To do.
Reproduce exactly the lines from the one containing "Read out every word on this page." through the end of the listing, minus the pictures.

--- START ---

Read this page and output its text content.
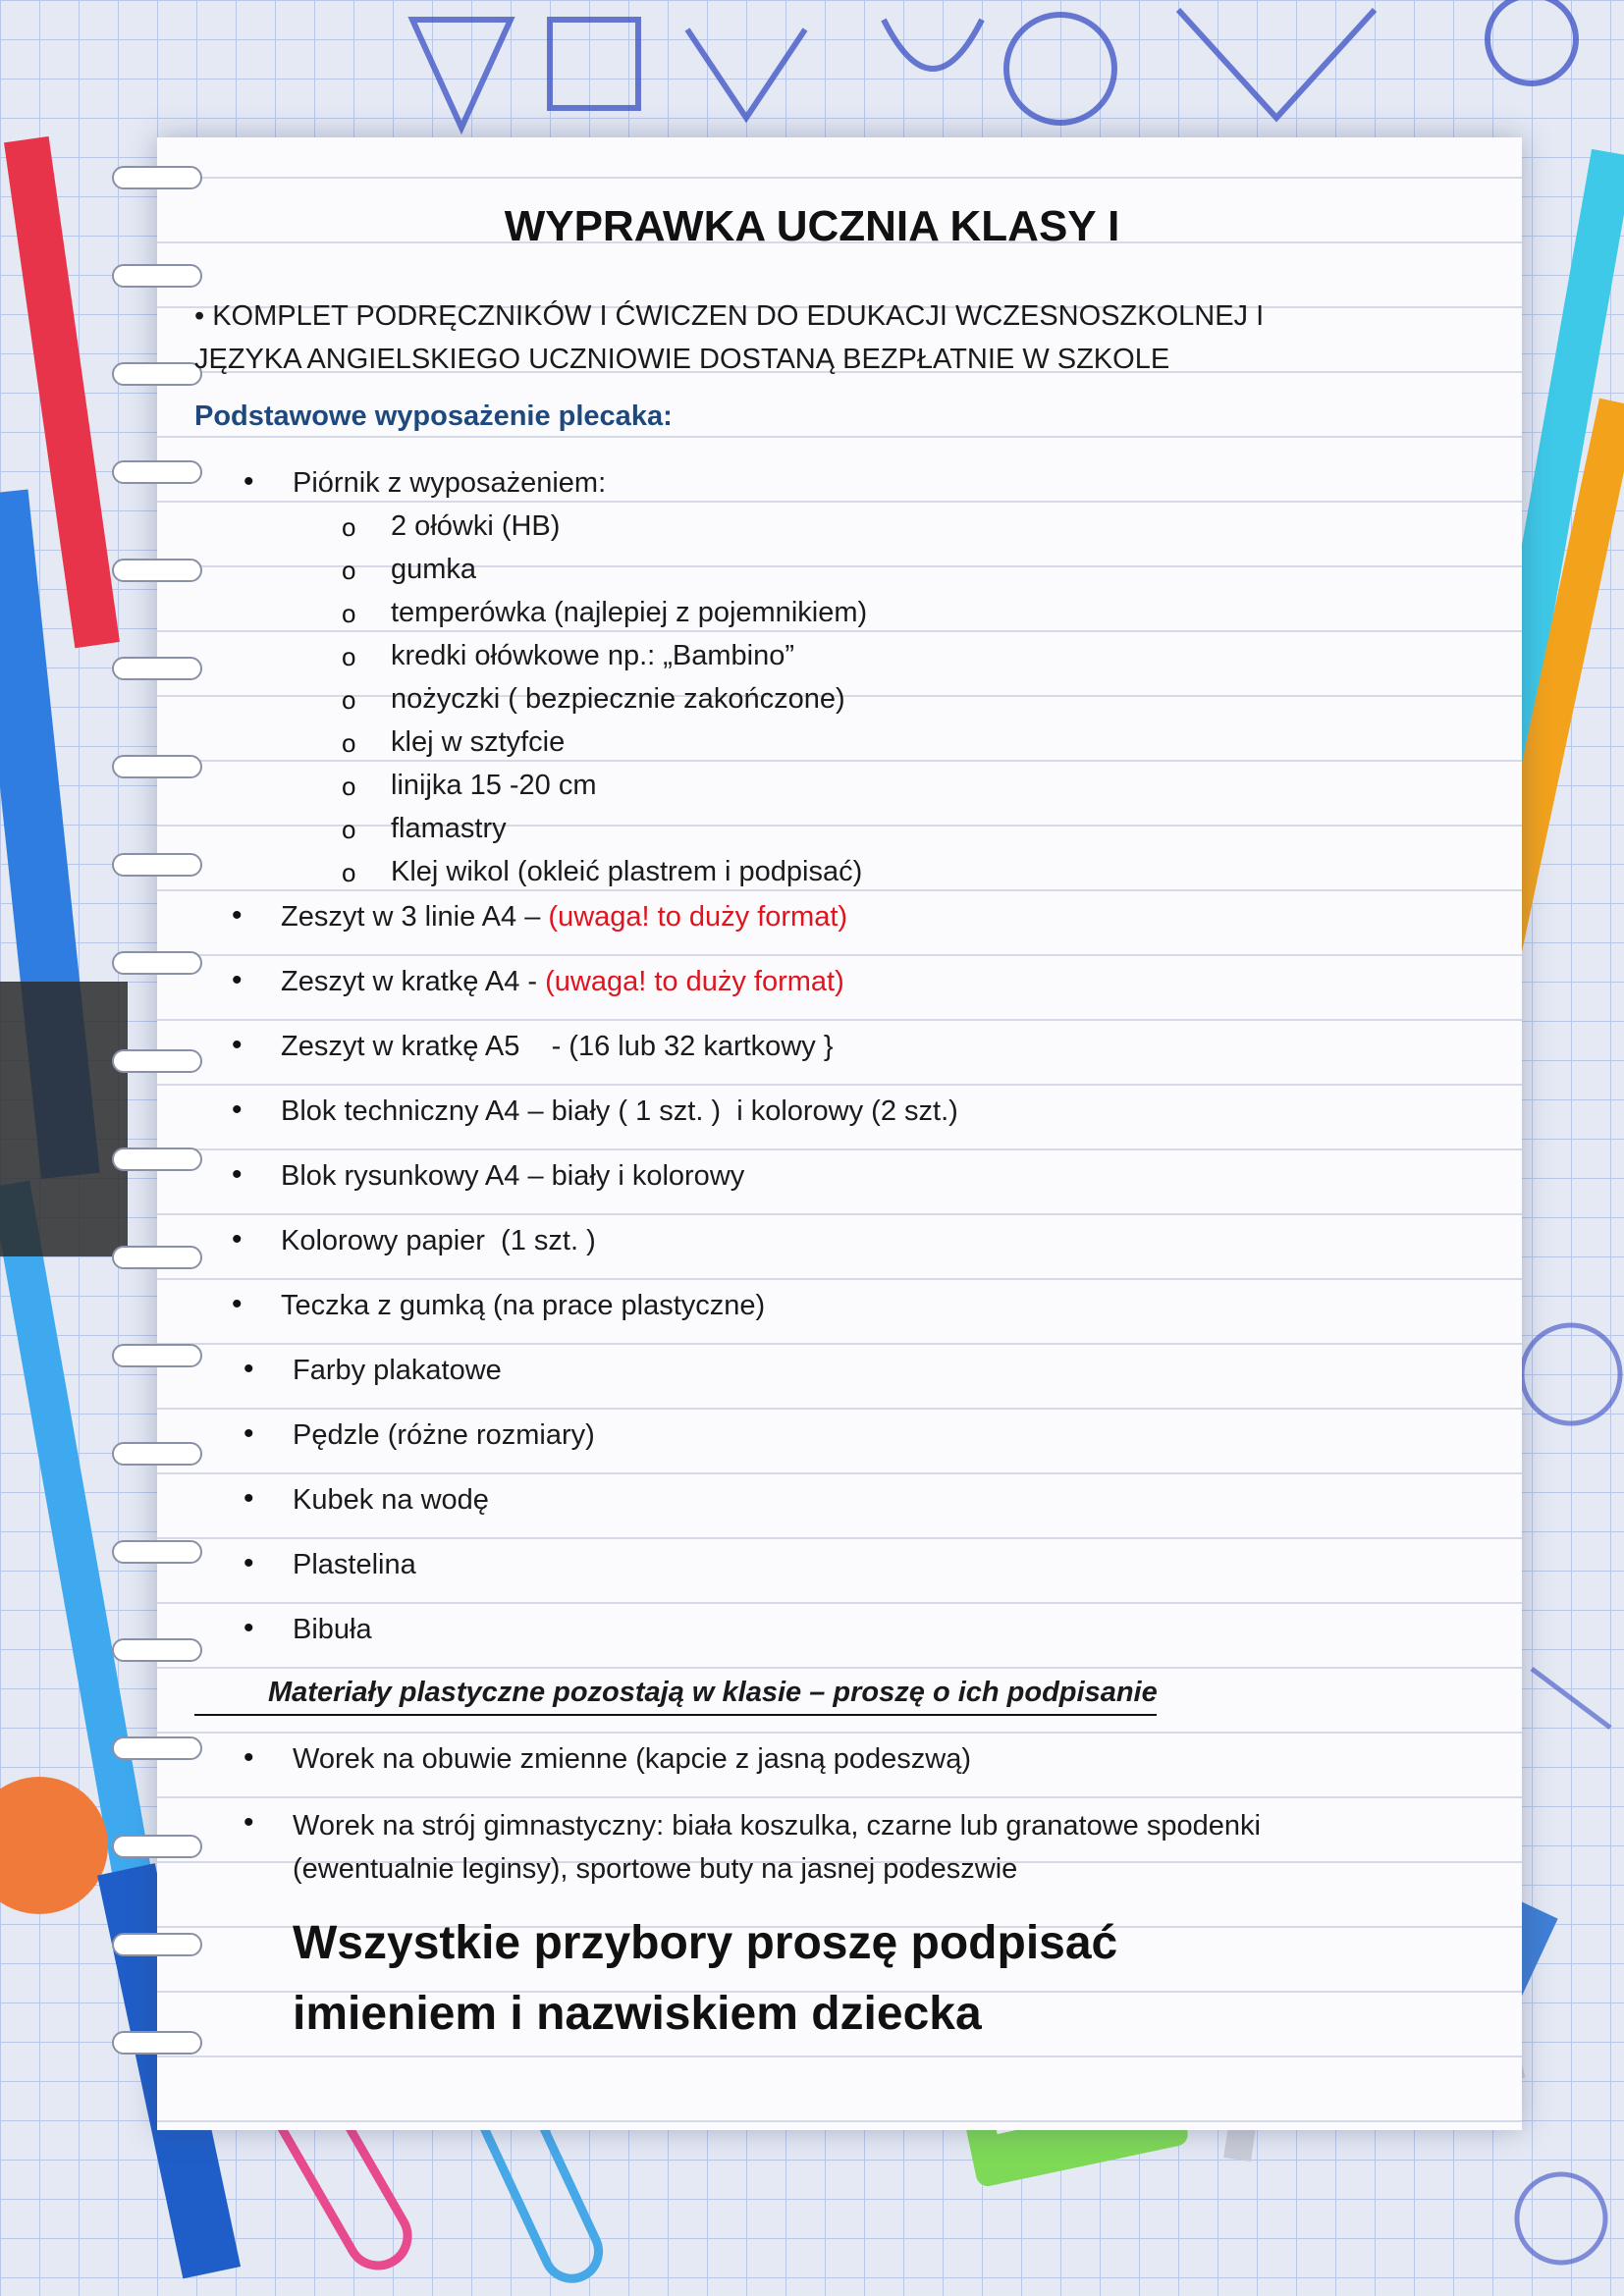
WYPRAWKA UCZNIA KLASY I
• KOMPLET PODRĘCZNIKÓW I ĆWICZEN DO EDUKACJI WCZESNOSZKOLNEJ I JĘZYKA ANGIELSKIEGO UCZNIOWIE DOSTANĄ BEZPŁATNIE W SZKOLE
Podstawowe wyposażenie plecaka:
• Piórnik z wyposażeniem:
o 2 ołówki (HB)
o gumka
o temperówka (najlepiej z pojemnikiem)
o kredki ołówkowe np.: „Bambino”
o nożyczki ( bezpiecznie zakończone)
o klej w sztyfcie
o linijka 15 -20 cm
o flamastry
o Klej wikol (okleić plastrem i podpisać)
• Zeszyt w 3 linie A4 – (uwaga! to duży format)
• Zeszyt w kratkę A4 - (uwaga! to duży format)
• Zeszyt w kratkę A5    - (16 lub 32 kartkowy }
• Blok techniczny A4 – biały ( 1 szt. )  i kolorowy (2 szt.)
• Blok rysunkowy A4 – biały i kolorowy
• Kolorowy papier  (1 szt. )
• Teczka z gumką (na prace plastyczne)
• Farby plakatowe
• Pędzle (różne rozmiary)
• Kubek na wodę
• Plastelina
• Bibuła
Materiały plastyczne pozostają w klasie – proszę o ich podpisanie
• Worek na obuwie zmienne (kapcie z jasną podeszwą)
• Worek na strój gimnastyczny: biała koszulka, czarne lub granatowe spodenki (ewentualnie leginsy), sportowe buty na jasnej podeszwie
Wszystkie przybory proszę podpisać
imieniem i nazwiskiem dziecka
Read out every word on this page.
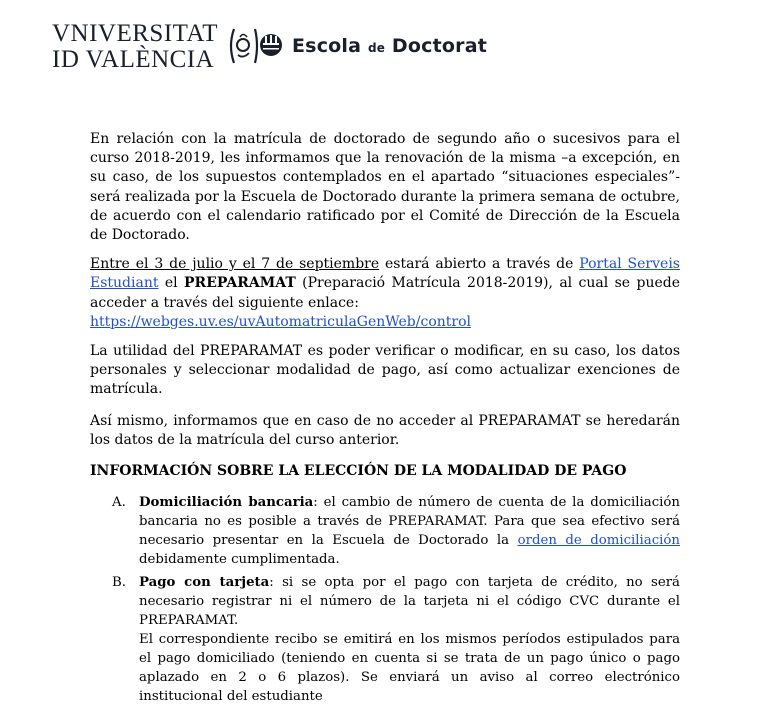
VNIVERSITAT
ID VALÈNCIA	Escola de Doctorat

En relación con la matrícula de doctorado de segundo año o sucesivos para el curso 2018-2019, les informamos que la renovación de la misma –a excepción, en su caso, de los supuestos contemplados en el apartado “situaciones especiales”- será realizada por la Escuela de Doctorado durante la primera semana de octubre, de acuerdo con el calendario ratificado por el Comité de Dirección de la Escuela de Doctorado.

Entre el 3 de julio y el 7 de septiembre estará abierto a través de Portal Serveis Estudiant el PREPARAMAT (Preparació Matrícula 2018-2019), al cual se puede acceder a través del siguiente enlace:
https://webges.uv.es/uvAutomatriculaGenWeb/control

La utilidad del PREPARAMAT es poder verificar o modificar, en su caso, los datos personales y seleccionar modalidad de pago, así como actualizar exenciones de matrícula.

Así mismo, informamos que en caso de no acceder al PREPARAMAT se heredarán los datos de la matrícula del curso anterior.

INFORMACIÓN SOBRE LA ELECCIÓN DE LA MODALIDAD DE PAGO

A. Domiciliación bancaria: el cambio de número de cuenta de la domiciliación bancaria no es posible a través de PREPARAMAT. Para que sea efectivo será necesario presentar en la Escuela de Doctorado la orden de domiciliación debidamente cumplimentada.

B. Pago con tarjeta: si se opta por el pago con tarjeta de crédito, no será necesario registrar ni el número de la tarjeta ni el código CVC durante el PREPARAMAT.

El correspondiente recibo se emitirá en los mismos períodos estipulados para el pago domiciliado (teniendo en cuenta si se trata de un pago único o pago aplazado en 2 o 6 plazos). Se enviará un aviso al correo electrónico institucional del estudiante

--- END ---

Reply to the exercise.
Read out every word on this page.
VNIVERSITAT
ID VALÈNCIA	Escola de Doctorat

En relación con la matrícula de doctorado de segundo año o sucesivos para el curso 2018-2019, les informamos que la renovación de la misma –a excepción, en su caso, de los supuestos contemplados en el apartado “situaciones especiales”- será realizada por la Escuela de Doctorado durante la primera semana de octubre, de acuerdo con el calendario ratificado por el Comité de Dirección de la Escuela de Doctorado.

Entre el 3 de julio y el 7 de septiembre estará abierto a través de Portal Serveis Estudiant el PREPARAMAT (Preparació Matrícula 2018-2019), al cual se puede acceder a través del siguiente enlace:
https://webges.uv.es/uvAutomatriculaGenWeb/control

La utilidad del PREPARAMAT es poder verificar o modificar, en su caso, los datos personales y seleccionar modalidad de pago, así como actualizar exenciones de matrícula.

Así mismo, informamos que en caso de no acceder al PREPARAMAT se heredarán los datos de la matrícula del curso anterior.

INFORMACIÓN SOBRE LA ELECCIÓN DE LA MODALIDAD DE PAGO

A. Domiciliación bancaria: el cambio de número de cuenta de la domiciliación bancaria no es posible a través de PREPARAMAT. Para que sea efectivo será necesario presentar en la Escuela de Doctorado la orden de domiciliación debidamente cumplimentada.

B. Pago con tarjeta: si se opta por el pago con tarjeta de crédito, no será necesario registrar ni el número de la tarjeta ni el código CVC durante el PREPARAMAT.

El correspondiente recibo se emitirá en los mismos períodos estipulados para el pago domiciliado (teniendo en cuenta si se trata de un pago único o pago aplazado en 2 o 6 plazos). Se enviará un aviso al correo electrónico institucional del estudiante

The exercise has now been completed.